Saved data entries

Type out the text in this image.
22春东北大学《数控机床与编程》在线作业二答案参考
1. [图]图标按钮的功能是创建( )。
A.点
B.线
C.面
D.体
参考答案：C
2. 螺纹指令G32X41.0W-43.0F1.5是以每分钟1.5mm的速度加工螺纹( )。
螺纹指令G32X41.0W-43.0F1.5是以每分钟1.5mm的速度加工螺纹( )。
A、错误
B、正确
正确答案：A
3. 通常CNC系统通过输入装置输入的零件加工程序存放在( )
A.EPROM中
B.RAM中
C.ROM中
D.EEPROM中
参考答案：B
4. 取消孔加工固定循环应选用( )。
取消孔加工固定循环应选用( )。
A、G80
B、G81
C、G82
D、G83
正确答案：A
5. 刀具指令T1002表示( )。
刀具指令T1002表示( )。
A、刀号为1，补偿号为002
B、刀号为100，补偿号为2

_Exercise task_
Write out all the entries exactly.

_Written answer_
Type out the text in this image.
22春东北大学《数控机床与编程》在线作业二答案参考
1. [图]图标按钮的功能是创建( )。
A.点
B.线
C.面
D.体
参考答案：C
2. 螺纹指令G32X41.0W-43.0F1.5是以每分钟1.5mm的速度加工螺纹( )。
螺纹指令G32X41.0W-43.0F1.5是以每分钟1.5mm的速度加工螺纹( )。
A、错误
B、正确
正确答案：A
3. 通常CNC系统通过输入装置输入的零件加工程序存放在( )
A.EPROM中
B.RAM中
C.ROM中
D.EEPROM中
参考答案：B
4. 取消孔加工固定循环应选用( )。
取消孔加工固定循环应选用( )。
A、G80
B、G81
C、G82
D、G83
正确答案：A
5. 刀具指令T1002表示( )。
刀具指令T1002表示( )。
A、刀号为1，补偿号为002
B、刀号为100，补偿号为2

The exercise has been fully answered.